**SET PROBLEM**
Quote the listing below in its entirety.

**RECORDS TO PROCESS**
## Begin
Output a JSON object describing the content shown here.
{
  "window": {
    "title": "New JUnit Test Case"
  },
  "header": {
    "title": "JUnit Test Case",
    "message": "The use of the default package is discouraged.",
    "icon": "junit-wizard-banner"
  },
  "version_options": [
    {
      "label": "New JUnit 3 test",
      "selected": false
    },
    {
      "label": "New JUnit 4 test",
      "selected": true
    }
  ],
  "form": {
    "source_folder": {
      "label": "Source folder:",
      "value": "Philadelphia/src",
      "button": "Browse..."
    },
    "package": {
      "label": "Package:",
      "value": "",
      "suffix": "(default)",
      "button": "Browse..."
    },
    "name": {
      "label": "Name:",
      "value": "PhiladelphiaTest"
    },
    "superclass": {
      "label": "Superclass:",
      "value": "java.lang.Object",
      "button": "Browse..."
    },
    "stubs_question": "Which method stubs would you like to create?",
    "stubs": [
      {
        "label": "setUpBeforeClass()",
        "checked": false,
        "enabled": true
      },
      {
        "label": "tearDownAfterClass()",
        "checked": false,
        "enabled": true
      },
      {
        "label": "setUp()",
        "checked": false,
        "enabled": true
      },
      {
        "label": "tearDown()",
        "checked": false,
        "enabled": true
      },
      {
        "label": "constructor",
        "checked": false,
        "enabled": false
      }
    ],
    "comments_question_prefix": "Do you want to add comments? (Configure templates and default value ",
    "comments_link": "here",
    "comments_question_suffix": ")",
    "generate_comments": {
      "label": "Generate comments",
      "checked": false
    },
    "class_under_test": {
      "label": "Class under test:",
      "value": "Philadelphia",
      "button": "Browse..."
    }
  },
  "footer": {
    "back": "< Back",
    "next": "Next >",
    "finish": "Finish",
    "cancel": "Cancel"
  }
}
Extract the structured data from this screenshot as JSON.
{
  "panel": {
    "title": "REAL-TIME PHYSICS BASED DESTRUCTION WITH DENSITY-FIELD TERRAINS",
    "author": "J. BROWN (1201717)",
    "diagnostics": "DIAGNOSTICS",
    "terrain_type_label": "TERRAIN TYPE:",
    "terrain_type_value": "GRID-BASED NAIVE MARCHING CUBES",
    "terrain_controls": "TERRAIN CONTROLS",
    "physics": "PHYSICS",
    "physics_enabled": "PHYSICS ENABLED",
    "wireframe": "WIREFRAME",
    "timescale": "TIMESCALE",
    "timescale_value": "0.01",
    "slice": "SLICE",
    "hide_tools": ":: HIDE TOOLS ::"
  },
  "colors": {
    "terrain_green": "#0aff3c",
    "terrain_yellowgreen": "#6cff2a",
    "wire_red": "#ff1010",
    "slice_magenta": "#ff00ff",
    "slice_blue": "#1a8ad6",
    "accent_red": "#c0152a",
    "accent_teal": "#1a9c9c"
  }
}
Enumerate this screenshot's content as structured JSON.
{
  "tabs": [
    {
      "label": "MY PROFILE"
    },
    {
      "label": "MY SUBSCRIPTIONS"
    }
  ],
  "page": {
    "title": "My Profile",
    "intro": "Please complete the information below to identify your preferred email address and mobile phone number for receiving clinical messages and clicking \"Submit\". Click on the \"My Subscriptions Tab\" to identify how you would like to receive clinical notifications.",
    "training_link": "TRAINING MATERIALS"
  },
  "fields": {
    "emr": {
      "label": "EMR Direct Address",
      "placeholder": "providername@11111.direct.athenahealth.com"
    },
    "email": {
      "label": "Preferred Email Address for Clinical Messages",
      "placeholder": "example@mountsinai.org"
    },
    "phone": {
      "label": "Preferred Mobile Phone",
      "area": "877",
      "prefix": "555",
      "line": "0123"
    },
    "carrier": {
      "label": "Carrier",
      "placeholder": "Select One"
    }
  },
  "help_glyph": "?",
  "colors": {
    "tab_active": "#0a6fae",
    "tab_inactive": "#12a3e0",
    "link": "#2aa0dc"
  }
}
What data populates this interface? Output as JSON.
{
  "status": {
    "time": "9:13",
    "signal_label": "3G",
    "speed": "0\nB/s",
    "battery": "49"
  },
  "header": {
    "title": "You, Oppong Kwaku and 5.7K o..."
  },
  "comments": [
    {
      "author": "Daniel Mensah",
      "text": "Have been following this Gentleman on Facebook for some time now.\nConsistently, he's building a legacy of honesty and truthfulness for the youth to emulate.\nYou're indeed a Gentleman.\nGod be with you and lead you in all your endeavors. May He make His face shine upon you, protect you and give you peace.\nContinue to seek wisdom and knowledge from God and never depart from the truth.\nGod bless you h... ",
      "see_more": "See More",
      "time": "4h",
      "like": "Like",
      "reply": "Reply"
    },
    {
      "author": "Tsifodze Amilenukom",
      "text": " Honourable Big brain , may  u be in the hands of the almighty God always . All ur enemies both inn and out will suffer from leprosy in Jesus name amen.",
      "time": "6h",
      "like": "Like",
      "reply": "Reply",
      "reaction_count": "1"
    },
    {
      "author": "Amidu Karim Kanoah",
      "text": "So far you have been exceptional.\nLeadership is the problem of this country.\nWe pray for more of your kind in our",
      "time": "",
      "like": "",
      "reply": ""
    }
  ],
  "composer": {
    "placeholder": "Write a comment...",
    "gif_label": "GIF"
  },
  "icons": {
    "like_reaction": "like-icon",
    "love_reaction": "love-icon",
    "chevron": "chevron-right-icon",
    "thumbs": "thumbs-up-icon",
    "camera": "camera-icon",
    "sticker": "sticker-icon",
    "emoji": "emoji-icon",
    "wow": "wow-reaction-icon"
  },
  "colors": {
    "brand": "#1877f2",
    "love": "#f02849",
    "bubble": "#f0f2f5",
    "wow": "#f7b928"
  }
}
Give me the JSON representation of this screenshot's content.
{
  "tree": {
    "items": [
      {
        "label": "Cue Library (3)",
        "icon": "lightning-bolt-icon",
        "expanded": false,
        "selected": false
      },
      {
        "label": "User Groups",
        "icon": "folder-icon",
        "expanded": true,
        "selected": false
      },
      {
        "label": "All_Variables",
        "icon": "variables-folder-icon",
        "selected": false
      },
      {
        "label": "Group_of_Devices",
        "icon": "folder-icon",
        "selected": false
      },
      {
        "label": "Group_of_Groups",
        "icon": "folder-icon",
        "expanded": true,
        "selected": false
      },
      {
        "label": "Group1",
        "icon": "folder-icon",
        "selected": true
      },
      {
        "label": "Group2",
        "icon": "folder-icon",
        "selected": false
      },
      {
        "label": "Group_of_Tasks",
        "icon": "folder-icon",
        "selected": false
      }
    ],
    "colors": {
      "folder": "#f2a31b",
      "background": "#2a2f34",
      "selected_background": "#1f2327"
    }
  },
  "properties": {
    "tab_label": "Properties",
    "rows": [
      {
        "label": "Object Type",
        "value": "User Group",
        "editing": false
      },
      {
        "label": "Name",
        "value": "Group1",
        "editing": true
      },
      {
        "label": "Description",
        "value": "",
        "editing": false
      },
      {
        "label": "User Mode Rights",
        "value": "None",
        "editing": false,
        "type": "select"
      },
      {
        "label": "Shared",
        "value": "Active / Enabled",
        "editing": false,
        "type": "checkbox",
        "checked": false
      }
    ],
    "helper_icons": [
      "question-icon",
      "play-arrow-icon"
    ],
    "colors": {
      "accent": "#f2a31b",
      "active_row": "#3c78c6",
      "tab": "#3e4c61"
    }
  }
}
## End
**RESPONSE FOR THIS EXERCISE**
Output a JSON object describing the content shown here.
{
  "window": {
    "title": "New JUnit Test Case"
  },
  "header": {
    "title": "JUnit Test Case",
    "message": "The use of the default package is discouraged.",
    "icon": "junit-wizard-banner"
  },
  "version_options": [
    {
      "label": "New JUnit 3 test",
      "selected": false
    },
    {
      "label": "New JUnit 4 test",
      "selected": true
    }
  ],
  "form": {
    "source_folder": {
      "label": "Source folder:",
      "value": "Philadelphia/src",
      "button": "Browse..."
    },
    "package": {
      "label": "Package:",
      "value": "",
      "suffix": "(default)",
      "button": "Browse..."
    },
    "name": {
      "label": "Name:",
      "value": "PhiladelphiaTest"
    },
    "superclass": {
      "label": "Superclass:",
      "value": "java.lang.Object",
      "button": "Browse..."
    },
    "stubs_question": "Which method stubs would you like to create?",
    "stubs": [
      {
        "label": "setUpBeforeClass()",
        "checked": false,
        "enabled": true
      },
      {
        "label": "tearDownAfterClass()",
        "checked": false,
        "enabled": true
      },
      {
        "label": "setUp()",
        "checked": false,
        "enabled": true
      },
      {
        "label": "tearDown()",
        "checked": false,
        "enabled": true
      },
      {
        "label": "constructor",
        "checked": false,
        "enabled": false
      }
    ],
    "comments_question_prefix": "Do you want to add comments? (Configure templates and default value ",
    "comments_link": "here",
    "comments_question_suffix": ")",
    "generate_comments": {
      "label": "Generate comments",
      "checked": false
    },
    "class_under_test": {
      "label": "Class under test:",
      "value": "Philadelphia",
      "button": "Browse..."
    }
  },
  "footer": {
    "back": "< Back",
    "next": "Next >",
    "finish": "Finish",
    "cancel": "Cancel"
  }
}
Extract the structured data from this screenshot as JSON.
{
  "panel": {
    "title": "REAL-TIME PHYSICS BASED DESTRUCTION WITH DENSITY-FIELD TERRAINS",
    "author": "J. BROWN (1201717)",
    "diagnostics": "DIAGNOSTICS",
    "terrain_type_label": "TERRAIN TYPE:",
    "terrain_type_value": "GRID-BASED NAIVE MARCHING CUBES",
    "terrain_controls": "TERRAIN CONTROLS",
    "physics": "PHYSICS",
    "physics_enabled": "PHYSICS ENABLED",
    "wireframe": "WIREFRAME",
    "timescale": "TIMESCALE",
    "timescale_value": "0.01",
    "slice": "SLICE",
    "hide_tools": ":: HIDE TOOLS ::"
  },
  "colors": {
    "terrain_green": "#0aff3c",
    "terrain_yellowgreen": "#6cff2a",
    "wire_red": "#ff1010",
    "slice_magenta": "#ff00ff",
    "slice_blue": "#1a8ad6",
    "accent_red": "#c0152a",
    "accent_teal": "#1a9c9c"
  }
}
Enumerate this screenshot's content as structured JSON.
{
  "tabs": [
    {
      "label": "MY PROFILE"
    },
    {
      "label": "MY SUBSCRIPTIONS"
    }
  ],
  "page": {
    "title": "My Profile",
    "intro": "Please complete the information below to identify your preferred email address and mobile phone number for receiving clinical messages and clicking \"Submit\". Click on the \"My Subscriptions Tab\" to identify how you would like to receive clinical notifications.",
    "training_link": "TRAINING MATERIALS"
  },
  "fields": {
    "emr": {
      "label": "EMR Direct Address",
      "placeholder": "providername@11111.direct.athenahealth.com"
    },
    "email": {
      "label": "Preferred Email Address for Clinical Messages",
      "placeholder": "example@mountsinai.org"
    },
    "phone": {
      "label": "Preferred Mobile Phone",
      "area": "877",
      "prefix": "555",
      "line": "0123"
    },
    "carrier": {
      "label": "Carrier",
      "placeholder": "Select One"
    }
  },
  "help_glyph": "?",
  "colors": {
    "tab_active": "#0a6fae",
    "tab_inactive": "#12a3e0",
    "link": "#2aa0dc"
  }
}
What data populates this interface? Output as JSON.
{
  "status": {
    "time": "9:13",
    "signal_label": "3G",
    "speed": "0\nB/s",
    "battery": "49"
  },
  "header": {
    "title": "You, Oppong Kwaku and 5.7K o..."
  },
  "comments": [
    {
      "author": "Daniel Mensah",
      "text": "Have been following this Gentleman on Facebook for some time now.\nConsistently, he's building a legacy of honesty and truthfulness for the youth to emulate.\nYou're indeed a Gentleman.\nGod be with you and lead you in all your endeavors. May He make His face shine upon you, protect you and give you peace.\nContinue to seek wisdom and knowledge from God and never depart from the truth.\nGod bless you h... ",
      "see_more": "See More",
      "time": "4h",
      "like": "Like",
      "reply": "Reply"
    },
    {
      "author": "Tsifodze Amilenukom",
      "text": " Honourable Big brain , may  u be in the hands of the almighty God always . All ur enemies both inn and out will suffer from leprosy in Jesus name amen.",
      "time": "6h",
      "like": "Like",
      "reply": "Reply",
      "reaction_count": "1"
    },
    {
      "author": "Amidu Karim Kanoah",
      "text": "So far you have been exceptional.\nLeadership is the problem of this country.\nWe pray for more of your kind in our",
      "time": "",
      "like": "",
      "reply": ""
    }
  ],
  "composer": {
    "placeholder": "Write a comment...",
    "gif_label": "GIF"
  },
  "icons": {
    "like_reaction": "like-icon",
    "love_reaction": "love-icon",
    "chevron": "chevron-right-icon",
    "thumbs": "thumbs-up-icon",
    "camera": "camera-icon",
    "sticker": "sticker-icon",
    "emoji": "emoji-icon",
    "wow": "wow-reaction-icon"
  },
  "colors": {
    "brand": "#1877f2",
    "love": "#f02849",
    "bubble": "#f0f2f5",
    "wow": "#f7b928"
  }
}
Give me the JSON representation of this screenshot's content.
{
  "tree": {
    "items": [
      {
        "label": "Cue Library (3)",
        "icon": "lightning-bolt-icon",
        "expanded": false,
        "selected": false
      },
      {
        "label": "User Groups",
        "icon": "folder-icon",
        "expanded": true,
        "selected": false
      },
      {
        "label": "All_Variables",
        "icon": "variables-folder-icon",
        "selected": false
      },
      {
        "label": "Group_of_Devices",
        "icon": "folder-icon",
        "selected": false
      },
      {
        "label": "Group_of_Groups",
        "icon": "folder-icon",
        "expanded": true,
        "selected": false
      },
      {
        "label": "Group1",
        "icon": "folder-icon",
        "selected": true
      },
      {
        "label": "Group2",
        "icon": "folder-icon",
        "selected": false
      },
      {
        "label": "Group_of_Tasks",
        "icon": "folder-icon",
        "selected": false
      }
    ],
    "colors": {
      "folder": "#f2a31b",
      "background": "#2a2f34",
      "selected_background": "#1f2327"
    }
  },
  "properties": {
    "tab_label": "Properties",
    "rows": [
      {
        "label": "Object Type",
        "value": "User Group",
        "editing": false
      },
      {
        "label": "Name",
        "value": "Group1",
        "editing": true
      },
      {
        "label": "Description",
        "value": "",
        "editing": false
      },
      {
        "label": "User Mode Rights",
        "value": "None",
        "editing": false,
        "type": "select"
      },
      {
        "label": "Shared",
        "value": "Active / Enabled",
        "editing": false,
        "type": "checkbox",
        "checked": false
      }
    ],
    "helper_icons": [
      "question-icon",
      "play-arrow-icon"
    ],
    "colors": {
      "accent": "#f2a31b",
      "active_row": "#3c78c6",
      "tab": "#3e4c61"
    }
  }
}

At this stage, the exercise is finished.